Written exercise: Pictures within the data are to be left out; everything else must be reproduced exactly.

Data for this exercise:
----------

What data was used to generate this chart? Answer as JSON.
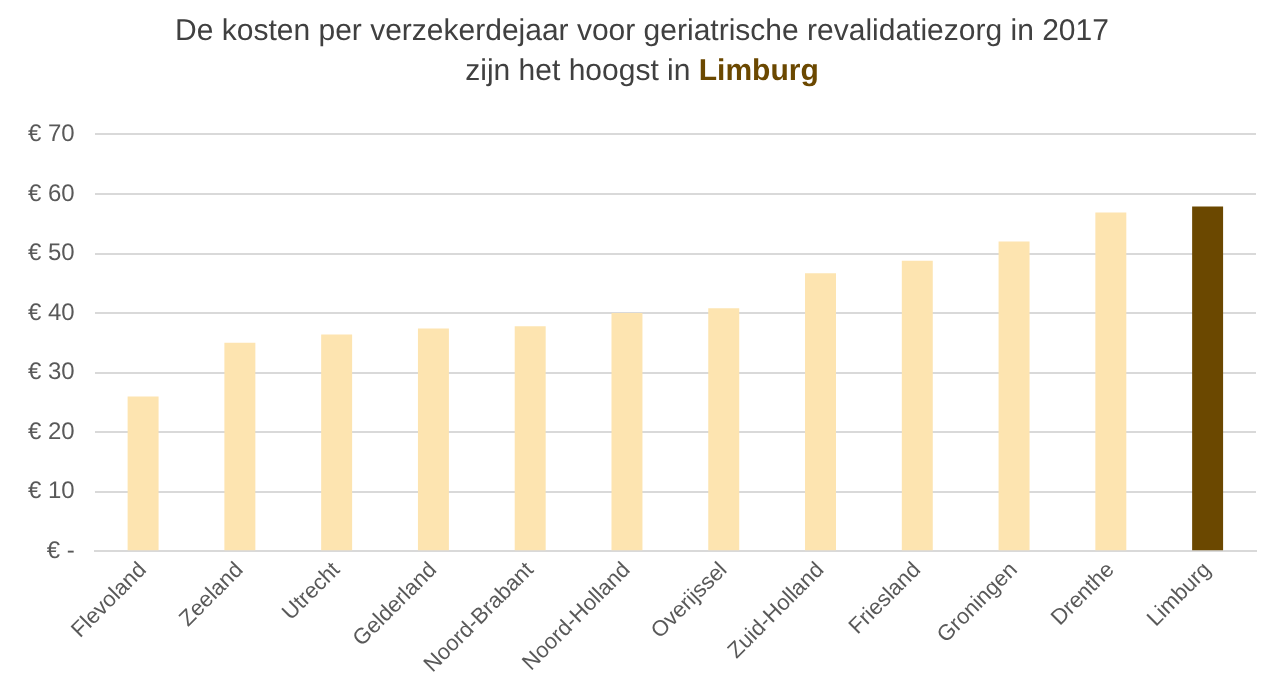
{
  "chart_data": {
    "type": "bar",
    "title": "De kosten per verzekerdejaar voor geriatrische revalidatiezorg in 2017\nzijn het hoogst in Limburg",
    "categories": [
      "Flevoland",
      "Zeeland",
      "Utrecht",
      "Gelderland",
      "Noord-Brabant",
      "Noord-Holland",
      "Overijssel",
      "Zuid-Holland",
      "Friesland",
      "Groningen",
      "Drenthe",
      "Limburg"
    ],
    "values": [
      26,
      35,
      36.4,
      37.4,
      37.8,
      40,
      40.8,
      46.7,
      48.8,
      52,
      56.9,
      57.9
    ],
    "colors": [
      "#fde4b0",
      "#fde4b0",
      "#fde4b0",
      "#fde4b0",
      "#fde4b0",
      "#fde4b0",
      "#fde4b0",
      "#fde4b0",
      "#fde4b0",
      "#fde4b0",
      "#fde4b0",
      "#6b4800"
    ],
    "ylim": [
      0,
      70
    ],
    "yticks": [
      {
        "value": 0,
        "label": "€ -"
      },
      {
        "value": 10,
        "label": "€ 10"
      },
      {
        "value": 20,
        "label": "€ 20"
      },
      {
        "value": 30,
        "label": "€ 30"
      },
      {
        "value": 40,
        "label": "€ 40"
      },
      {
        "value": 50,
        "label": "€ 50"
      },
      {
        "value": 60,
        "label": "€ 60"
      },
      {
        "value": 70,
        "label": "€ 70"
      }
    ],
    "grid": "y",
    "legend": false
  }
}
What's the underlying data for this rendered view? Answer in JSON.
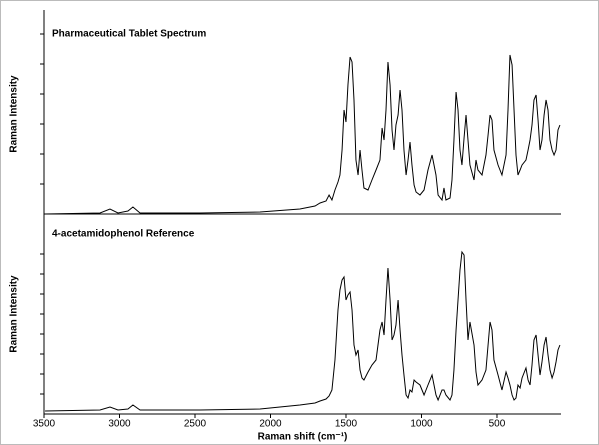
{
  "chart_data": [
    {
      "type": "line",
      "title": "Pharmaceutical Tablet Spectrum",
      "ylabel": "Raman Intensity",
      "color": "#000000",
      "xlim": [
        3500,
        76
      ],
      "ylim": [
        0,
        10
      ],
      "yticks": [
        1.5,
        3,
        4.5,
        6,
        7.5,
        9
      ],
      "x": [
        3493,
        3129,
        3063,
        3010,
        2944,
        2911,
        2864,
        2467,
        2069,
        1805,
        1705,
        1672,
        1632,
        1612,
        1593,
        1573,
        1553,
        1540,
        1526,
        1513,
        1500,
        1487,
        1473,
        1460,
        1447,
        1434,
        1420,
        1407,
        1394,
        1381,
        1354,
        1328,
        1301,
        1275,
        1261,
        1248,
        1235,
        1222,
        1208,
        1195,
        1182,
        1169,
        1155,
        1142,
        1129,
        1116,
        1102,
        1089,
        1076,
        1063,
        1049,
        1036,
        1010,
        983,
        957,
        930,
        917,
        904,
        890,
        864,
        851,
        838,
        811,
        798,
        785,
        771,
        758,
        745,
        732,
        718,
        705,
        692,
        679,
        652,
        639,
        626,
        599,
        573,
        559,
        546,
        533,
        520,
        493,
        467,
        440,
        427,
        414,
        400,
        387,
        374,
        361,
        347,
        334,
        308,
        294,
        281,
        268,
        255,
        241,
        228,
        215,
        202,
        188,
        175,
        162,
        149,
        135,
        122,
        109,
        96,
        83
      ],
      "values": [
        0,
        0.05,
        0.25,
        0.05,
        0.15,
        0.35,
        0.05,
        0.05,
        0.1,
        0.25,
        0.4,
        0.55,
        0.65,
        0.95,
        0.7,
        1.2,
        1.6,
        1.95,
        3.2,
        5.2,
        4.6,
        6.45,
        7.85,
        7.6,
        5.7,
        2.7,
        1.95,
        3.2,
        2.2,
        1.3,
        1.2,
        1.7,
        2.2,
        2.7,
        4.3,
        3.7,
        5.2,
        7.6,
        6.45,
        4.2,
        3.2,
        4.45,
        4.95,
        6.2,
        5.2,
        3.2,
        1.95,
        2.7,
        3.6,
        2.45,
        1.45,
        1.1,
        0.95,
        1.2,
        2.2,
        2.95,
        2.45,
        1.95,
        0.95,
        0.7,
        1.3,
        0.7,
        0.8,
        1.7,
        3.7,
        6.1,
        5.2,
        3.2,
        2.45,
        3.8,
        4.95,
        3.7,
        2.45,
        1.7,
        2.7,
        2.2,
        1.95,
        2.95,
        3.95,
        4.95,
        4.7,
        3.2,
        2.45,
        1.95,
        2.95,
        5.2,
        7.95,
        7.45,
        5.2,
        2.95,
        1.95,
        2.2,
        2.45,
        2.7,
        3.2,
        3.7,
        4.45,
        5.7,
        5.95,
        4.7,
        3.2,
        3.7,
        4.95,
        5.7,
        5.2,
        3.7,
        3.2,
        2.95,
        3.2,
        4.2,
        4.45
      ]
    },
    {
      "type": "line",
      "title": "4-acetamidophenol Reference",
      "ylabel": "Raman Intensity",
      "xlabel": "Raman shift (cm⁻¹)",
      "color": "#000000",
      "xlim": [
        3500,
        76
      ],
      "xticks": [
        3500,
        3000,
        2500,
        2000,
        1500,
        1000,
        500
      ],
      "ylim": [
        0,
        10
      ],
      "yticks": [
        1,
        2,
        3,
        4,
        5,
        6,
        7,
        8
      ],
      "x": [
        3493,
        3129,
        3063,
        3010,
        2944,
        2911,
        2864,
        2467,
        2069,
        1805,
        1705,
        1672,
        1632,
        1612,
        1593,
        1573,
        1553,
        1540,
        1526,
        1513,
        1500,
        1487,
        1473,
        1460,
        1447,
        1434,
        1420,
        1407,
        1394,
        1381,
        1354,
        1328,
        1301,
        1275,
        1261,
        1248,
        1235,
        1222,
        1208,
        1195,
        1182,
        1169,
        1155,
        1142,
        1129,
        1116,
        1102,
        1089,
        1076,
        1063,
        1049,
        1036,
        1010,
        983,
        957,
        930,
        917,
        904,
        890,
        864,
        851,
        838,
        811,
        798,
        785,
        771,
        758,
        745,
        732,
        718,
        705,
        692,
        679,
        652,
        639,
        626,
        599,
        573,
        559,
        546,
        533,
        520,
        493,
        467,
        440,
        427,
        414,
        400,
        387,
        374,
        361,
        347,
        334,
        308,
        294,
        281,
        268,
        255,
        241,
        228,
        215,
        202,
        188,
        175,
        162,
        149,
        135,
        122,
        109,
        96,
        83
      ],
      "values": [
        0.15,
        0.2,
        0.35,
        0.2,
        0.25,
        0.45,
        0.2,
        0.2,
        0.25,
        0.45,
        0.55,
        0.65,
        0.75,
        0.9,
        1.2,
        2.7,
        5.2,
        6.2,
        6.7,
        6.85,
        5.7,
        5.95,
        6.1,
        5.2,
        3.45,
        2.95,
        3.2,
        2.2,
        1.8,
        1.7,
        2.1,
        2.45,
        2.7,
        4.2,
        4.6,
        3.95,
        5.7,
        7.3,
        5.7,
        3.7,
        3.95,
        4.45,
        5.7,
        4.2,
        2.95,
        1.95,
        0.95,
        0.8,
        1.2,
        1.1,
        1.7,
        1.6,
        1.45,
        0.95,
        1.45,
        1.95,
        1.45,
        0.95,
        0.7,
        1.2,
        1.2,
        0.95,
        0.7,
        0.95,
        2.2,
        4.2,
        5.7,
        7.2,
        8.1,
        7.95,
        5.7,
        3.7,
        4.6,
        3.45,
        2.1,
        1.45,
        1.7,
        2.2,
        3.45,
        4.6,
        4.2,
        2.7,
        1.95,
        1.2,
        2.1,
        1.8,
        1.45,
        0.95,
        0.7,
        0.8,
        1.45,
        1.3,
        1.8,
        2.3,
        1.7,
        1.45,
        2.45,
        3.7,
        3.95,
        2.95,
        1.95,
        2.6,
        3.45,
        3.85,
        2.95,
        2.2,
        1.8,
        2.1,
        2.6,
        3.2,
        3.45
      ]
    }
  ]
}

----------

Solution below:
What data was used to generate this chart? Answer as JSON.
{
  "chart_data": {
    "type": "bar",
    "title": "De kosten per verzekerdejaar voor geriatrische revalidatiezorg in 2017\nzijn het hoogst in Limburg",
    "categories": [
      "Flevoland",
      "Zeeland",
      "Utrecht",
      "Gelderland",
      "Noord-Brabant",
      "Noord-Holland",
      "Overijssel",
      "Zuid-Holland",
      "Friesland",
      "Groningen",
      "Drenthe",
      "Limburg"
    ],
    "values": [
      26,
      35,
      36.4,
      37.4,
      37.8,
      40,
      40.8,
      46.7,
      48.8,
      52,
      56.9,
      57.9
    ],
    "colors": [
      "#fde4b0",
      "#fde4b0",
      "#fde4b0",
      "#fde4b0",
      "#fde4b0",
      "#fde4b0",
      "#fde4b0",
      "#fde4b0",
      "#fde4b0",
      "#fde4b0",
      "#fde4b0",
      "#6b4800"
    ],
    "ylim": [
      0,
      70
    ],
    "yticks": [
      {
        "value": 0,
        "label": "€ -"
      },
      {
        "value": 10,
        "label": "€ 10"
      },
      {
        "value": 20,
        "label": "€ 20"
      },
      {
        "value": 30,
        "label": "€ 30"
      },
      {
        "value": 40,
        "label": "€ 40"
      },
      {
        "value": 50,
        "label": "€ 50"
      },
      {
        "value": 60,
        "label": "€ 60"
      },
      {
        "value": 70,
        "label": "€ 70"
      }
    ],
    "grid": "y",
    "legend": false
  }
}
What's the underlying data for this rendered view? Answer in JSON.
{
  "chart_data": [
    {
      "type": "line",
      "title": "Pharmaceutical Tablet Spectrum",
      "ylabel": "Raman Intensity",
      "color": "#000000",
      "xlim": [
        3500,
        76
      ],
      "ylim": [
        0,
        10
      ],
      "yticks": [
        1.5,
        3,
        4.5,
        6,
        7.5,
        9
      ],
      "x": [
        3493,
        3129,
        3063,
        3010,
        2944,
        2911,
        2864,
        2467,
        2069,
        1805,
        1705,
        1672,
        1632,
        1612,
        1593,
        1573,
        1553,
        1540,
        1526,
        1513,
        1500,
        1487,
        1473,
        1460,
        1447,
        1434,
        1420,
        1407,
        1394,
        1381,
        1354,
        1328,
        1301,
        1275,
        1261,
        1248,
        1235,
        1222,
        1208,
        1195,
        1182,
        1169,
        1155,
        1142,
        1129,
        1116,
        1102,
        1089,
        1076,
        1063,
        1049,
        1036,
        1010,
        983,
        957,
        930,
        917,
        904,
        890,
        864,
        851,
        838,
        811,
        798,
        785,
        771,
        758,
        745,
        732,
        718,
        705,
        692,
        679,
        652,
        639,
        626,
        599,
        573,
        559,
        546,
        533,
        520,
        493,
        467,
        440,
        427,
        414,
        400,
        387,
        374,
        361,
        347,
        334,
        308,
        294,
        281,
        268,
        255,
        241,
        228,
        215,
        202,
        188,
        175,
        162,
        149,
        135,
        122,
        109,
        96,
        83
      ],
      "values": [
        0,
        0.05,
        0.25,
        0.05,
        0.15,
        0.35,
        0.05,
        0.05,
        0.1,
        0.25,
        0.4,
        0.55,
        0.65,
        0.95,
        0.7,
        1.2,
        1.6,
        1.95,
        3.2,
        5.2,
        4.6,
        6.45,
        7.85,
        7.6,
        5.7,
        2.7,
        1.95,
        3.2,
        2.2,
        1.3,
        1.2,
        1.7,
        2.2,
        2.7,
        4.3,
        3.7,
        5.2,
        7.6,
        6.45,
        4.2,
        3.2,
        4.45,
        4.95,
        6.2,
        5.2,
        3.2,
        1.95,
        2.7,
        3.6,
        2.45,
        1.45,
        1.1,
        0.95,
        1.2,
        2.2,
        2.95,
        2.45,
        1.95,
        0.95,
        0.7,
        1.3,
        0.7,
        0.8,
        1.7,
        3.7,
        6.1,
        5.2,
        3.2,
        2.45,
        3.8,
        4.95,
        3.7,
        2.45,
        1.7,
        2.7,
        2.2,
        1.95,
        2.95,
        3.95,
        4.95,
        4.7,
        3.2,
        2.45,
        1.95,
        2.95,
        5.2,
        7.95,
        7.45,
        5.2,
        2.95,
        1.95,
        2.2,
        2.45,
        2.7,
        3.2,
        3.7,
        4.45,
        5.7,
        5.95,
        4.7,
        3.2,
        3.7,
        4.95,
        5.7,
        5.2,
        3.7,
        3.2,
        2.95,
        3.2,
        4.2,
        4.45
      ]
    },
    {
      "type": "line",
      "title": "4-acetamidophenol Reference",
      "ylabel": "Raman Intensity",
      "xlabel": "Raman shift (cm⁻¹)",
      "color": "#000000",
      "xlim": [
        3500,
        76
      ],
      "xticks": [
        3500,
        3000,
        2500,
        2000,
        1500,
        1000,
        500
      ],
      "ylim": [
        0,
        10
      ],
      "yticks": [
        1,
        2,
        3,
        4,
        5,
        6,
        7,
        8
      ],
      "x": [
        3493,
        3129,
        3063,
        3010,
        2944,
        2911,
        2864,
        2467,
        2069,
        1805,
        1705,
        1672,
        1632,
        1612,
        1593,
        1573,
        1553,
        1540,
        1526,
        1513,
        1500,
        1487,
        1473,
        1460,
        1447,
        1434,
        1420,
        1407,
        1394,
        1381,
        1354,
        1328,
        1301,
        1275,
        1261,
        1248,
        1235,
        1222,
        1208,
        1195,
        1182,
        1169,
        1155,
        1142,
        1129,
        1116,
        1102,
        1089,
        1076,
        1063,
        1049,
        1036,
        1010,
        983,
        957,
        930,
        917,
        904,
        890,
        864,
        851,
        838,
        811,
        798,
        785,
        771,
        758,
        745,
        732,
        718,
        705,
        692,
        679,
        652,
        639,
        626,
        599,
        573,
        559,
        546,
        533,
        520,
        493,
        467,
        440,
        427,
        414,
        400,
        387,
        374,
        361,
        347,
        334,
        308,
        294,
        281,
        268,
        255,
        241,
        228,
        215,
        202,
        188,
        175,
        162,
        149,
        135,
        122,
        109,
        96,
        83
      ],
      "values": [
        0.15,
        0.2,
        0.35,
        0.2,
        0.25,
        0.45,
        0.2,
        0.2,
        0.25,
        0.45,
        0.55,
        0.65,
        0.75,
        0.9,
        1.2,
        2.7,
        5.2,
        6.2,
        6.7,
        6.85,
        5.7,
        5.95,
        6.1,
        5.2,
        3.45,
        2.95,
        3.2,
        2.2,
        1.8,
        1.7,
        2.1,
        2.45,
        2.7,
        4.2,
        4.6,
        3.95,
        5.7,
        7.3,
        5.7,
        3.7,
        3.95,
        4.45,
        5.7,
        4.2,
        2.95,
        1.95,
        0.95,
        0.8,
        1.2,
        1.1,
        1.7,
        1.6,
        1.45,
        0.95,
        1.45,
        1.95,
        1.45,
        0.95,
        0.7,
        1.2,
        1.2,
        0.95,
        0.7,
        0.95,
        2.2,
        4.2,
        5.7,
        7.2,
        8.1,
        7.95,
        5.7,
        3.7,
        4.6,
        3.45,
        2.1,
        1.45,
        1.7,
        2.2,
        3.45,
        4.6,
        4.2,
        2.7,
        1.95,
        1.2,
        2.1,
        1.8,
        1.45,
        0.95,
        0.7,
        0.8,
        1.45,
        1.3,
        1.8,
        2.3,
        1.7,
        1.45,
        2.45,
        3.7,
        3.95,
        2.95,
        1.95,
        2.6,
        3.45,
        3.85,
        2.95,
        2.2,
        1.8,
        2.1,
        2.6,
        3.2,
        3.45
      ]
    }
  ]
}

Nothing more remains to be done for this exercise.